# Start of Input records

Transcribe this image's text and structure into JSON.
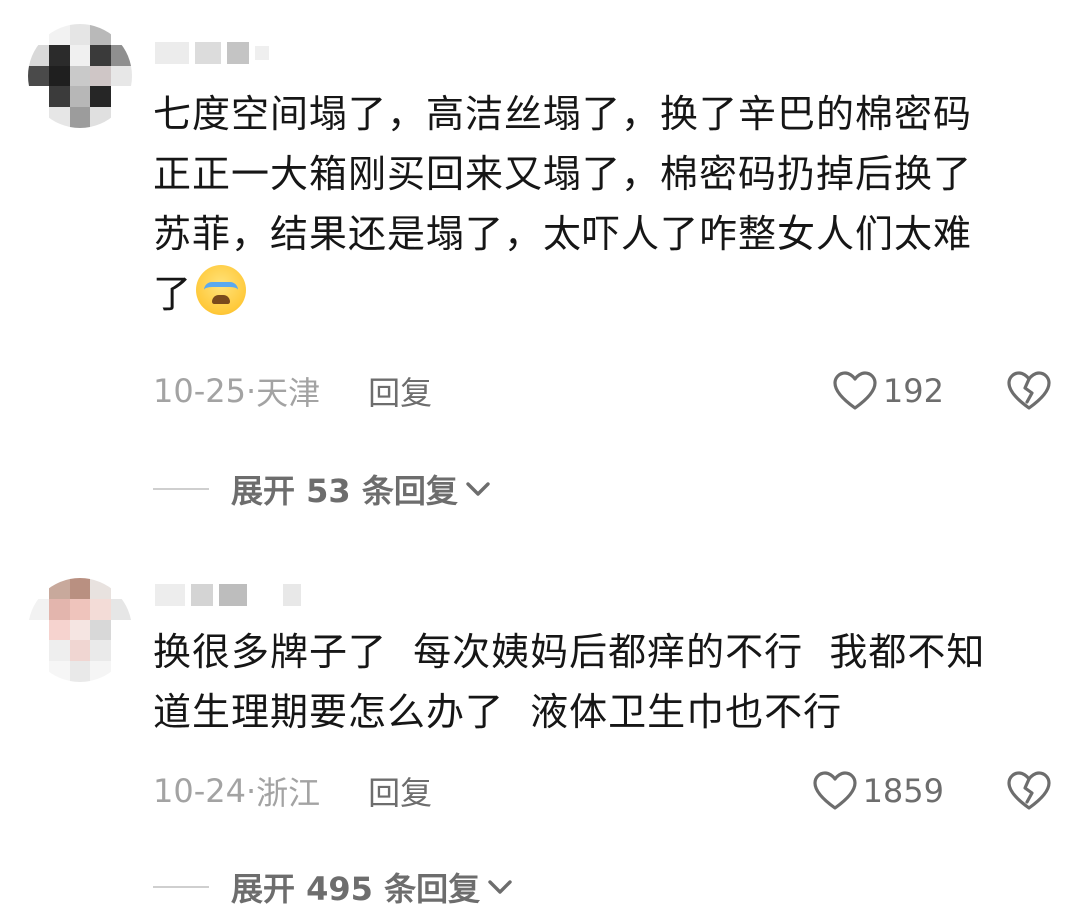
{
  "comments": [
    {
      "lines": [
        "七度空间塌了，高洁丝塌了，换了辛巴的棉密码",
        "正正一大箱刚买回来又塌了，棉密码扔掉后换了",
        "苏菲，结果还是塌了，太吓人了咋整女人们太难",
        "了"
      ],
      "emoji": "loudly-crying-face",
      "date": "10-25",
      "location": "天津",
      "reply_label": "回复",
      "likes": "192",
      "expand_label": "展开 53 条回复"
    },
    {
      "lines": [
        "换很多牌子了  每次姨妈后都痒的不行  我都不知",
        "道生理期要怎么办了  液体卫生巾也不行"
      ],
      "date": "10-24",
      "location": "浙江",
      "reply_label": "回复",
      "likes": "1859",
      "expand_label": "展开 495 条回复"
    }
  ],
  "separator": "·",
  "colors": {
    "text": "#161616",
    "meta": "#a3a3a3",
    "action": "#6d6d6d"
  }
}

# End of Input records
# Start of Input records

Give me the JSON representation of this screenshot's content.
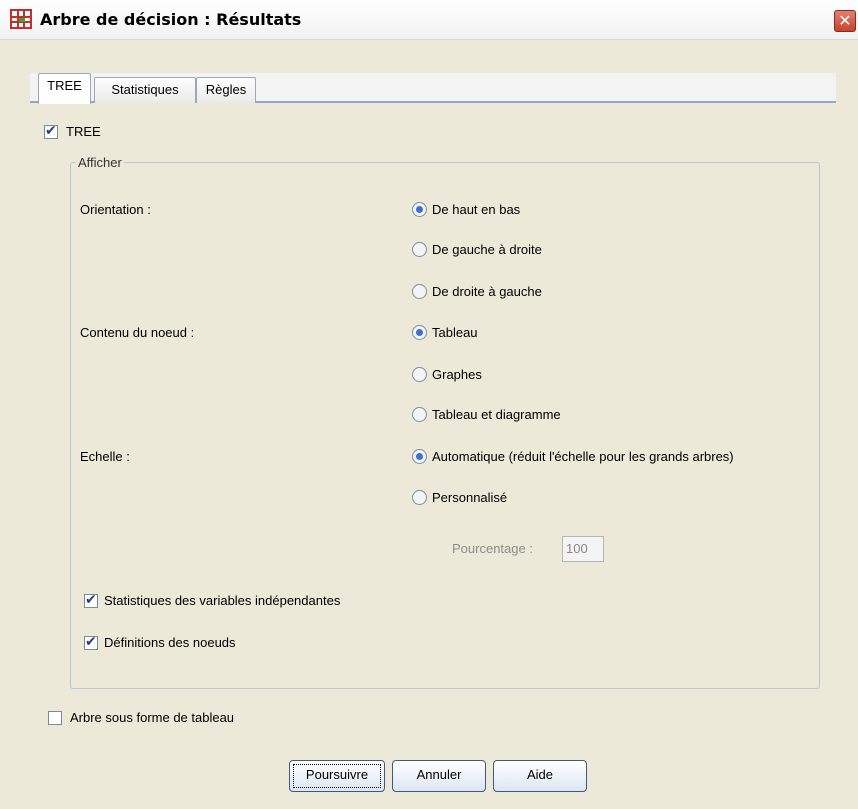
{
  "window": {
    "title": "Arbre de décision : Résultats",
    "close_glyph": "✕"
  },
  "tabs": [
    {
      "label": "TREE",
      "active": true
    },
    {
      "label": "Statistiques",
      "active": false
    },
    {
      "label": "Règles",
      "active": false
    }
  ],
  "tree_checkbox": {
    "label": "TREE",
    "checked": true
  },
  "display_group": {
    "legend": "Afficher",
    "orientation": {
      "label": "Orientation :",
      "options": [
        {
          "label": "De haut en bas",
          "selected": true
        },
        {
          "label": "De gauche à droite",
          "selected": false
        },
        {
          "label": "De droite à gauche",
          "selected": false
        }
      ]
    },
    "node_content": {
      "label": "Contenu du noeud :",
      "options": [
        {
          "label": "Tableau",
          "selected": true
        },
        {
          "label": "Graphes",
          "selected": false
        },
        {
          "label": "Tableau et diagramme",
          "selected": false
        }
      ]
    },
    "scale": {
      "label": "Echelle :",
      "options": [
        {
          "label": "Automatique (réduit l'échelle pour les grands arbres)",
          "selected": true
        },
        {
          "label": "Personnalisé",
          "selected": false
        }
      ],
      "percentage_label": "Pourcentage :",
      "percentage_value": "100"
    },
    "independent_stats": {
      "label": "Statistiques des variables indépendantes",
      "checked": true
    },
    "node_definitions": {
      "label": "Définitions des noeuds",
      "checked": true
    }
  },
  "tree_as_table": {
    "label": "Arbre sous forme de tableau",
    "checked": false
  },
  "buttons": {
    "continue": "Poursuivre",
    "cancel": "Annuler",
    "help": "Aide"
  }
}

# End of Input records

■ Required task ■
Copy all lines from the entries that contain the word "droite".

■ Full answer ■
          "label": "De gauche à droite",
          "label": "De droite à gauche",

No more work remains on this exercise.